Entries supplied —
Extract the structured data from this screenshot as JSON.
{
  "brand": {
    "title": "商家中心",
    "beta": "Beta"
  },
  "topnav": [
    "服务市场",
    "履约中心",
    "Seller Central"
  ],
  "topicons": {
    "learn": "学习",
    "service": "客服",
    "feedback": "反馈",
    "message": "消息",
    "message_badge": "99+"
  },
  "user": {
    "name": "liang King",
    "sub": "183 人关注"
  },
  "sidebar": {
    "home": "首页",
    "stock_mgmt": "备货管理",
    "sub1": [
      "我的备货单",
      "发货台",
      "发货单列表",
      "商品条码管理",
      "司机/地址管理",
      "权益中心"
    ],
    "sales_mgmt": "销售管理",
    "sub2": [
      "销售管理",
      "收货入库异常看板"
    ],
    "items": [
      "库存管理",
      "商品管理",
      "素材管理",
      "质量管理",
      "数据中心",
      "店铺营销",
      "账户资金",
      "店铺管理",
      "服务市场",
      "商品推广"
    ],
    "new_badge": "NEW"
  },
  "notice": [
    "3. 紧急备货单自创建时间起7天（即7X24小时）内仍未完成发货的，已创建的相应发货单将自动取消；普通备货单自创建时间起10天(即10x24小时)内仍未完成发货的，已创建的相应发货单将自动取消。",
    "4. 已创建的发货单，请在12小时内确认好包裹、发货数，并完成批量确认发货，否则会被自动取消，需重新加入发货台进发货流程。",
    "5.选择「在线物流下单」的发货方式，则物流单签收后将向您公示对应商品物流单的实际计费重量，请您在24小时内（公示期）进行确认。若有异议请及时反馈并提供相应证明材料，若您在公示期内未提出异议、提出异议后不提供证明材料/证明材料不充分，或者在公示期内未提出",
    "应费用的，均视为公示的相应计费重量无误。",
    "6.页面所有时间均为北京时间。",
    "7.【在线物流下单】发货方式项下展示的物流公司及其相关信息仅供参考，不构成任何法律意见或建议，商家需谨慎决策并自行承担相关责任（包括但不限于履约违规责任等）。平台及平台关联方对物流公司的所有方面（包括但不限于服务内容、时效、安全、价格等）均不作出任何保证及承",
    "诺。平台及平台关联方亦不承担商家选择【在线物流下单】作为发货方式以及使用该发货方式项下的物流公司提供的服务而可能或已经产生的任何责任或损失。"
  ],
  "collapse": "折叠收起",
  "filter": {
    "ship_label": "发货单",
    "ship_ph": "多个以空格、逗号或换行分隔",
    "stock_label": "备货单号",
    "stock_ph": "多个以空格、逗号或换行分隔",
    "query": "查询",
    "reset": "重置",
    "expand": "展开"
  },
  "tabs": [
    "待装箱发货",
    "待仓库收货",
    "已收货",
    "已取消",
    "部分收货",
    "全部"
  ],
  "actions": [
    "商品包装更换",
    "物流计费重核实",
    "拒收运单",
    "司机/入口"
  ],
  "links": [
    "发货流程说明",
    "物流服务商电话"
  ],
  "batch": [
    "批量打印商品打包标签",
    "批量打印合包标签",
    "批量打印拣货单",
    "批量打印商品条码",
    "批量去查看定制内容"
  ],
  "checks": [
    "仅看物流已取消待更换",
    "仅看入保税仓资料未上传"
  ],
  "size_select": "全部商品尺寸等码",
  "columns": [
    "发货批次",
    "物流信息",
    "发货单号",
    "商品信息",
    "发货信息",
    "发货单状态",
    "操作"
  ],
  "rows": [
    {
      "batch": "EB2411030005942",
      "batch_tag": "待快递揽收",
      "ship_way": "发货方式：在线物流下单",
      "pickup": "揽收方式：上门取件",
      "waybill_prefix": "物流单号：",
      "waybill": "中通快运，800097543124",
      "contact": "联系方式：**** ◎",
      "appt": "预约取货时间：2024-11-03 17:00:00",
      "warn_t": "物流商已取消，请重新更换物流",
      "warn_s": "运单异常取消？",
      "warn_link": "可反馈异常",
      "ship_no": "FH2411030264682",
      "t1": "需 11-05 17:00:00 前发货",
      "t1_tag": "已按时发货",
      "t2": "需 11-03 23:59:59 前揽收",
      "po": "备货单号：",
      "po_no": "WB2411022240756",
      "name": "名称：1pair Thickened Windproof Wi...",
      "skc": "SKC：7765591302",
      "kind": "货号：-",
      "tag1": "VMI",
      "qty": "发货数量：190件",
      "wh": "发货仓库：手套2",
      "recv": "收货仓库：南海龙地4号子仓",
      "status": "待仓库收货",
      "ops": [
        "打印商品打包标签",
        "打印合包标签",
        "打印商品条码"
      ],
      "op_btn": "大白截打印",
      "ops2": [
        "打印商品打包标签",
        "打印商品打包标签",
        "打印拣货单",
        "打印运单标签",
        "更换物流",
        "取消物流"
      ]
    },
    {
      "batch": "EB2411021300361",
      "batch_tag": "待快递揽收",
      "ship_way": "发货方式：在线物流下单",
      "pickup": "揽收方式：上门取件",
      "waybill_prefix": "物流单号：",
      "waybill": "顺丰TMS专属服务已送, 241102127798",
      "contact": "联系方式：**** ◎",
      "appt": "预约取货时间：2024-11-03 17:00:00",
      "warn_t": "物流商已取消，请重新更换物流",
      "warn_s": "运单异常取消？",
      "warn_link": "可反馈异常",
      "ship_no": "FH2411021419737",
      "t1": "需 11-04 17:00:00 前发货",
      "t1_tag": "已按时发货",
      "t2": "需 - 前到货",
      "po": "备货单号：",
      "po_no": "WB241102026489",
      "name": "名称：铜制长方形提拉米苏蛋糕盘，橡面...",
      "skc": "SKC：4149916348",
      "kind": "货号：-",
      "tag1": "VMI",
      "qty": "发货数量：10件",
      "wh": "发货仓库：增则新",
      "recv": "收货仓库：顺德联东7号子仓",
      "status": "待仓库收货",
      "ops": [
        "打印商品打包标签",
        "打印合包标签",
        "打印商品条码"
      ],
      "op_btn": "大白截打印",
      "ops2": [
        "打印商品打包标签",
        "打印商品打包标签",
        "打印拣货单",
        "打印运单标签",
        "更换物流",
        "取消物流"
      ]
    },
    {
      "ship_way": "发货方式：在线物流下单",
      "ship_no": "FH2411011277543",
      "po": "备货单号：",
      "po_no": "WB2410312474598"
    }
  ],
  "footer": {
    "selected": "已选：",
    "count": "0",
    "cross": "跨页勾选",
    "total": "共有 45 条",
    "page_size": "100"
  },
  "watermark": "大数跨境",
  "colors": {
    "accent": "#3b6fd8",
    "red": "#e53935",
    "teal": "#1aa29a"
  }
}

Exercise —
Check all the records above and select each line where the string "name" is found.

Exercise output —
    "name": "liang King",
      "name": "名称：1pair Thickened Windproof Wi...",
      "name": "名称：铜制长方形提拉米苏蛋糕盘，橡面...",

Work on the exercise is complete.